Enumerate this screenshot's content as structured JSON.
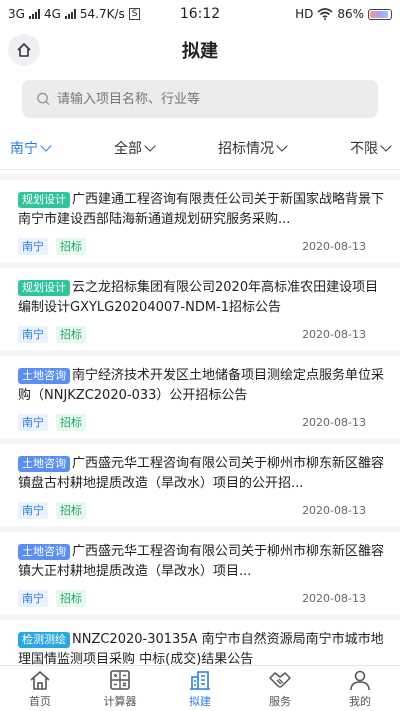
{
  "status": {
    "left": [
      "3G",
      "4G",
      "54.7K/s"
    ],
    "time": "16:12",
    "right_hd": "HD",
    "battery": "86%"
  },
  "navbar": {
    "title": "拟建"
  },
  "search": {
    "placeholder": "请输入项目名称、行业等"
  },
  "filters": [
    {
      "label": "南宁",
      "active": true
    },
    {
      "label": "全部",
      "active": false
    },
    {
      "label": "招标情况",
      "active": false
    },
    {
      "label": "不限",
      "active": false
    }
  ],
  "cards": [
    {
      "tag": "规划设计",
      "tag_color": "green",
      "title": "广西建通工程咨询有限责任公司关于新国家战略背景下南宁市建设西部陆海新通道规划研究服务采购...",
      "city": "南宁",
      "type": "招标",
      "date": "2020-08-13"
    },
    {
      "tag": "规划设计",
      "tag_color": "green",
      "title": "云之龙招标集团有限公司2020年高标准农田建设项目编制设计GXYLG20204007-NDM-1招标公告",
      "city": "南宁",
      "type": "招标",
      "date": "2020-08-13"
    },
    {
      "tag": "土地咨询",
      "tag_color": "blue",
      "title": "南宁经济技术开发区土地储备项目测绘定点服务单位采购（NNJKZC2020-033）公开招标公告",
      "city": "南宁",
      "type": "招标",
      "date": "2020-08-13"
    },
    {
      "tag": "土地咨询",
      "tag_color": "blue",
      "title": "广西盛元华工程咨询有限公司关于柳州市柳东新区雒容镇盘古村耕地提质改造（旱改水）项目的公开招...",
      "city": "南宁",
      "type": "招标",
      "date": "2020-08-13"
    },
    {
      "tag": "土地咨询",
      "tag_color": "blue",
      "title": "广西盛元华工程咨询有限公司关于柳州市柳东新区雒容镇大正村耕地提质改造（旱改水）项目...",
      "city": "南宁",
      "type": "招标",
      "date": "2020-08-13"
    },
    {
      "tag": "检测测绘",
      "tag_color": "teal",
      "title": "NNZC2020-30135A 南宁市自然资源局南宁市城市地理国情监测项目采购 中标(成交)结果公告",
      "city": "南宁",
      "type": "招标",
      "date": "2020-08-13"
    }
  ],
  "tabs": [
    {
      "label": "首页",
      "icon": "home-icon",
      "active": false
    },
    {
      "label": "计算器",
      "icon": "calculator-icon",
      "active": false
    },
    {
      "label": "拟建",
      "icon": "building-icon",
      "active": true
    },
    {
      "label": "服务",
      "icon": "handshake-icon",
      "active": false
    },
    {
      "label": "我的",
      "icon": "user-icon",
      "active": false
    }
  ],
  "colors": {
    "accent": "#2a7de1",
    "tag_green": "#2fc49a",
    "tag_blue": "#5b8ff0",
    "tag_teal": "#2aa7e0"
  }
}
--*--
:: Your objective ::
Locate all lines that include the word "icon" and copy them out.

:: Exercise output ::
      "icon": "home-icon",
      "icon": "calculator-icon",
      "icon": "building-icon",
      "icon": "handshake-icon",
      "icon": "user-icon",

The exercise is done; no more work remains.